### PROBLEM DETAILS
Retype the material below. Keep every word exactly as it is.

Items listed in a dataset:
----

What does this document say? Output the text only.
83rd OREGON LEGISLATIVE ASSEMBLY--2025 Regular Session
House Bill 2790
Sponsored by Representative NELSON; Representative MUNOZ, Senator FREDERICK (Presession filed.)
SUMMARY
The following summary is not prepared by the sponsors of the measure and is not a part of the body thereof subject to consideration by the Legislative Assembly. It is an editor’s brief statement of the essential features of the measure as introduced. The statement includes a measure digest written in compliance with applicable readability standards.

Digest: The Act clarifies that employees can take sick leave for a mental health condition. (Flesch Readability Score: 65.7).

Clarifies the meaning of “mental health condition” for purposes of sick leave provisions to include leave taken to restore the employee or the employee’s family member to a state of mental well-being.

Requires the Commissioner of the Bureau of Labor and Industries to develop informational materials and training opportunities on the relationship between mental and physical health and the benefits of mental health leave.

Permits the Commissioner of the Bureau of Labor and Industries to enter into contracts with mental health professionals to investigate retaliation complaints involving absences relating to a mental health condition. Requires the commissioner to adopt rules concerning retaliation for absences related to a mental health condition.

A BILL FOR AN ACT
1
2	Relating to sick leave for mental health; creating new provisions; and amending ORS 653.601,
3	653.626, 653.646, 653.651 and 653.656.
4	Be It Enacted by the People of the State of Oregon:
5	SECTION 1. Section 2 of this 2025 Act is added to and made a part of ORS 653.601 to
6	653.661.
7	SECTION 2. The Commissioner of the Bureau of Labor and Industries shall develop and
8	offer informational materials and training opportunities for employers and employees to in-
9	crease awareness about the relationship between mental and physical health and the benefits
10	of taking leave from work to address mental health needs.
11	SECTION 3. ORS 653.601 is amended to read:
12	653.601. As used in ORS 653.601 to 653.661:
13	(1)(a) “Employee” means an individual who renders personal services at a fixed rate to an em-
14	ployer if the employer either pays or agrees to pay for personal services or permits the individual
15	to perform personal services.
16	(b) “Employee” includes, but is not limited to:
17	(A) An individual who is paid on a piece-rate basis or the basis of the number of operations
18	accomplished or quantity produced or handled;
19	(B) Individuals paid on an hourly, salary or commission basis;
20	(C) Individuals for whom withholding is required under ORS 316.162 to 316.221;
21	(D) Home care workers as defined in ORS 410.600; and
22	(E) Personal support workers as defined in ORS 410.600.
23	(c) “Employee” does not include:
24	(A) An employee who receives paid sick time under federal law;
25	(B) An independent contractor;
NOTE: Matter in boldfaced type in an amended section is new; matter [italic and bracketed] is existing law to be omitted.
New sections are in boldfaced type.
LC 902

----

### REPLY TO THE EXERCISE
What does this document say? Output the text only.
83rd OREGON LEGISLATIVE ASSEMBLY--2025 Regular Session
House Bill 2790
Sponsored by Representative NELSON; Representative MUNOZ, Senator FREDERICK (Presession filed.)
SUMMARY
The following summary is not prepared by the sponsors of the measure and is not a part of the body thereof subject to consideration by the Legislative Assembly. It is an editor’s brief statement of the essential features of the measure as introduced. The statement includes a measure digest written in compliance with applicable readability standards.

Digest: The Act clarifies that employees can take sick leave for a mental health condition. (Flesch Readability Score: 65.7).

Clarifies the meaning of “mental health condition” for purposes of sick leave provisions to include leave taken to restore the employee or the employee’s family member to a state of mental well-being.

Requires the Commissioner of the Bureau of Labor and Industries to develop informational materials and training opportunities on the relationship between mental and physical health and the benefits of mental health leave.

Permits the Commissioner of the Bureau of Labor and Industries to enter into contracts with mental health professionals to investigate retaliation complaints involving absences relating to a mental health condition. Requires the commissioner to adopt rules concerning retaliation for absences related to a mental health condition.

A BILL FOR AN ACT
1
2	Relating to sick leave for mental health; creating new provisions; and amending ORS 653.601,
3	653.626, 653.646, 653.651 and 653.656.
4	Be It Enacted by the People of the State of Oregon:
5	SECTION 1. Section 2 of this 2025 Act is added to and made a part of ORS 653.601 to
6	653.661.
7	SECTION 2. The Commissioner of the Bureau of Labor and Industries shall develop and
8	offer informational materials and training opportunities for employers and employees to in-
9	crease awareness about the relationship between mental and physical health and the benefits
10	of taking leave from work to address mental health needs.
11	SECTION 3. ORS 653.601 is amended to read:
12	653.601. As used in ORS 653.601 to 653.661:
13	(1)(a) “Employee” means an individual who renders personal services at a fixed rate to an em-
14	ployer if the employer either pays or agrees to pay for personal services or permits the individual
15	to perform personal services.
16	(b) “Employee” includes, but is not limited to:
17	(A) An individual who is paid on a piece-rate basis or the basis of the number of operations
18	accomplished or quantity produced or handled;
19	(B) Individuals paid on an hourly, salary or commission basis;
20	(C) Individuals for whom withholding is required under ORS 316.162 to 316.221;
21	(D) Home care workers as defined in ORS 410.600; and
22	(E) Personal support workers as defined in ORS 410.600.
23	(c) “Employee” does not include:
24	(A) An employee who receives paid sick time under federal law;
25	(B) An independent contractor;
NOTE: Matter in boldfaced type in an amended section is new; matter [italic and bracketed] is existing law to be omitted.
New sections are in boldfaced type.
LC 902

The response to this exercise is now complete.